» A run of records
···
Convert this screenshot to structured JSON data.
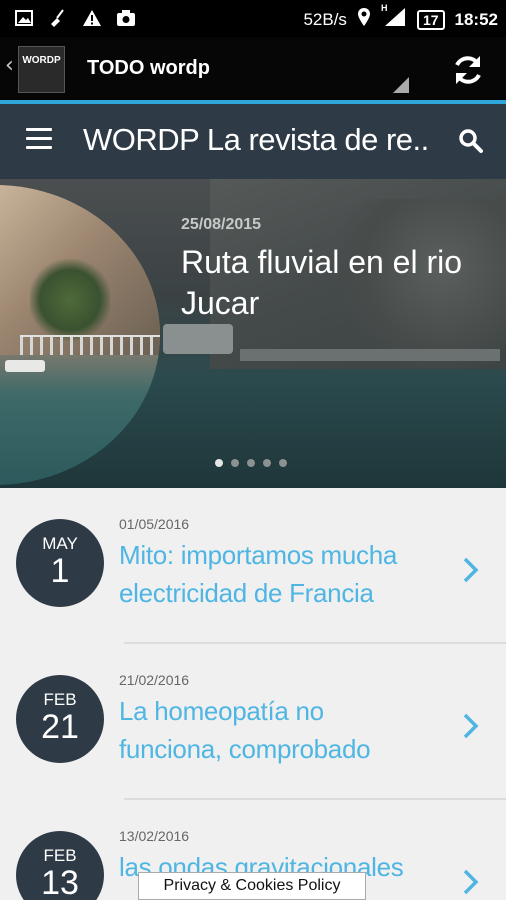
{
  "status_bar": {
    "speed": "52B/s",
    "network": "H",
    "battery": "17",
    "time": "18:52",
    "left_icons": [
      "image-icon",
      "broom-icon",
      "warning-icon",
      "camera-icon"
    ]
  },
  "action_bar": {
    "logo_text": "WORDP",
    "title": "TODO wordp"
  },
  "site_header": {
    "title": "WORDP La revista de re..."
  },
  "hero": {
    "date": "25/08/2015",
    "title": "Ruta fluvial en el rio Jucar",
    "slides": 5,
    "active_slide": 0
  },
  "posts": [
    {
      "month": "MAY",
      "day": "1",
      "date": "01/05/2016",
      "title": "Mito: importamos mucha electricidad de Francia"
    },
    {
      "month": "FEB",
      "day": "21",
      "date": "21/02/2016",
      "title": "La homeopatía no funciona, comprobado"
    },
    {
      "month": "FEB",
      "day": "13",
      "date": "13/02/2016",
      "title": "las ondas gravitacionales"
    }
  ],
  "privacy_label": "Privacy & Cookies Policy",
  "colors": {
    "accent": "#2fa6d9",
    "header_bg": "#2f3a47",
    "link": "#4fb6e3"
  }
}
···
» WORK TO BE COMPLETED
Lines of the listing that contain the word "title" are to be counted; report only their number.

» RESPONSE TO THE TASK
6